● **Exercise goal**:
In the entries, find all lines that hold the word "duration" and copy them.

● **Dataset rows**:
::::::::

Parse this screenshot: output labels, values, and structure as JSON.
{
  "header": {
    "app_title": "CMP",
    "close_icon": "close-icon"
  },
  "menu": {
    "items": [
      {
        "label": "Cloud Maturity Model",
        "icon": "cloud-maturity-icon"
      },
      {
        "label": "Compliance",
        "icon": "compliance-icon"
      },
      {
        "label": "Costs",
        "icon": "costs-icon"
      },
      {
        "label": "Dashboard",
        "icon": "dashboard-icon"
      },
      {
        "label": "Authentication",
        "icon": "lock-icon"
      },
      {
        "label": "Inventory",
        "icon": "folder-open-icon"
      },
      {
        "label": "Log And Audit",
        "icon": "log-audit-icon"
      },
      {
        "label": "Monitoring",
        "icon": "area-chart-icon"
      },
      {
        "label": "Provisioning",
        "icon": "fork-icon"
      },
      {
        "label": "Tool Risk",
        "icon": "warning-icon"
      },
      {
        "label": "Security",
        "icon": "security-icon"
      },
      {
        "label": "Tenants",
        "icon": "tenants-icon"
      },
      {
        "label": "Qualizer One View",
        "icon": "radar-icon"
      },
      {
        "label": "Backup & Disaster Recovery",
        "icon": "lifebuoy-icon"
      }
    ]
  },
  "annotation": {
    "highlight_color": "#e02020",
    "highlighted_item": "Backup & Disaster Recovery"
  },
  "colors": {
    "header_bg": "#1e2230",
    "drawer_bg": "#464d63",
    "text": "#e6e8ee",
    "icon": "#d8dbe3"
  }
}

::::::::

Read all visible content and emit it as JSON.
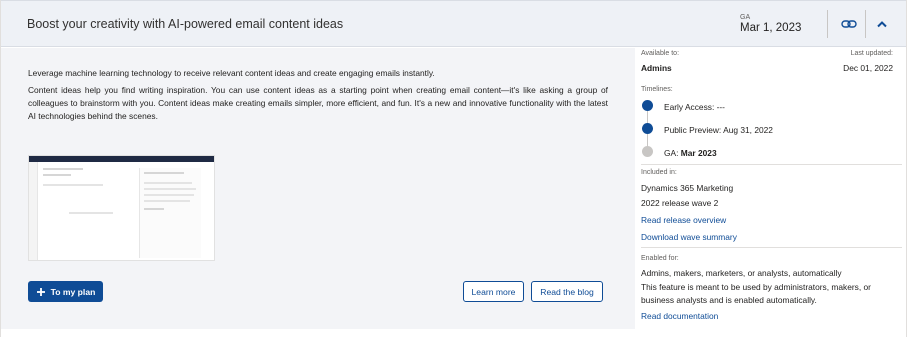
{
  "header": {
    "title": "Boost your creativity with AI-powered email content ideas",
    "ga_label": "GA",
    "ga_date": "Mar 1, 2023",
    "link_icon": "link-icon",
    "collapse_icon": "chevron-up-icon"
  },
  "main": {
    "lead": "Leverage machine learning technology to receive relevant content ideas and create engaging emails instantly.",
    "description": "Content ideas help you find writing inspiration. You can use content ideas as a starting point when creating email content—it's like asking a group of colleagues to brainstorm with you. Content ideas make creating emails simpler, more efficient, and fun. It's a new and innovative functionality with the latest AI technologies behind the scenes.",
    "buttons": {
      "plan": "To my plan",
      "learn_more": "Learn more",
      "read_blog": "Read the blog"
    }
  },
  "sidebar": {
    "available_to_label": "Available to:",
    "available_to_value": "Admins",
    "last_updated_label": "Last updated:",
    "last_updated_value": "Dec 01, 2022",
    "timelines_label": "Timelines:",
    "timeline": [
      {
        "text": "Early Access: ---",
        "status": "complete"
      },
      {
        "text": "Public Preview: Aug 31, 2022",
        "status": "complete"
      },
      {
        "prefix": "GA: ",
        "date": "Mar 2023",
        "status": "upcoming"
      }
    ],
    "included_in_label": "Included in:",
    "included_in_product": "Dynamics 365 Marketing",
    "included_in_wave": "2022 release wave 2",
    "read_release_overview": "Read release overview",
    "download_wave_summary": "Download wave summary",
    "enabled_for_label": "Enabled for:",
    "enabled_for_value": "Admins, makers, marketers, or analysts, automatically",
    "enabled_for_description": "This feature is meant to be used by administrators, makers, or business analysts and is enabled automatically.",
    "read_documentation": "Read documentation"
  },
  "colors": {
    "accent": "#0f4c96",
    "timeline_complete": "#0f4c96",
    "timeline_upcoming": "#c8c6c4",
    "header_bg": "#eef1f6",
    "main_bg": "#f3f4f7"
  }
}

::::::::

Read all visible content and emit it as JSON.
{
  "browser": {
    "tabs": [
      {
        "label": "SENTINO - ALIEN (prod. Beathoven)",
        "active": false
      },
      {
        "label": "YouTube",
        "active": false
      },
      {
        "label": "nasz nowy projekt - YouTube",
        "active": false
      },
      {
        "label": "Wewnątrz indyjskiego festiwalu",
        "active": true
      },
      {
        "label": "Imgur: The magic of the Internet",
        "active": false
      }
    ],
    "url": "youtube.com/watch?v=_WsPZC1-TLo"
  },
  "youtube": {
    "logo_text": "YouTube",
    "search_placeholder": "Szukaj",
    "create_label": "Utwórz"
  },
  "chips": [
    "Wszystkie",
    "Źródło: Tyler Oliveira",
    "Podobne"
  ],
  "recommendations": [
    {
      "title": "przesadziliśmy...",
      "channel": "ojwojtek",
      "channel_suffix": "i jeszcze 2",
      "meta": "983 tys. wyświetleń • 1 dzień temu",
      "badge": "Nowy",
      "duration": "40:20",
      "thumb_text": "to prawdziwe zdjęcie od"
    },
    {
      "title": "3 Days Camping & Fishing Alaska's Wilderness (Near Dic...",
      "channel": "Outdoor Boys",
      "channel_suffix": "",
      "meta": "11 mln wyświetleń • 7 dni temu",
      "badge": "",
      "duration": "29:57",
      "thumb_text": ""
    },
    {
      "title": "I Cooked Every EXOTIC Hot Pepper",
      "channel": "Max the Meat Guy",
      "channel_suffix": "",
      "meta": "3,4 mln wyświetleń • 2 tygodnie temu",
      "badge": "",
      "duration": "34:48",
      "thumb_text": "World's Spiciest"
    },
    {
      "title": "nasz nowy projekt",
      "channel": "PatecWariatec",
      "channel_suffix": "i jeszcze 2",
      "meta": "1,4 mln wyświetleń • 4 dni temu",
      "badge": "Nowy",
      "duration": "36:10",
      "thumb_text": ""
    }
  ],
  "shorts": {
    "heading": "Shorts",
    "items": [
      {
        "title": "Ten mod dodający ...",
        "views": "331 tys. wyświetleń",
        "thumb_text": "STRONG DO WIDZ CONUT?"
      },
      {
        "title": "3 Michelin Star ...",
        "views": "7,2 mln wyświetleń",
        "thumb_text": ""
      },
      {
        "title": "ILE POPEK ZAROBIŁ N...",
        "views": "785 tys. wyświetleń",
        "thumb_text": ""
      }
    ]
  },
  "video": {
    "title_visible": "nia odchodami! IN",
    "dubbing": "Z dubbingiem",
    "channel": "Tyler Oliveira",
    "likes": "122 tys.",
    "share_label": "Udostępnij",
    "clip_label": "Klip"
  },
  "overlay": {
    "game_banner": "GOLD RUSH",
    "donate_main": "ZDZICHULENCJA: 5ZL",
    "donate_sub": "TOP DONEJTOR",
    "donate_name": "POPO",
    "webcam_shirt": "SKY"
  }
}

::::::::

● **Finished exercise**:
      "duration": "40:20",
      "duration": "29:57",
      "duration": "34:48",
      "duration": "36:10",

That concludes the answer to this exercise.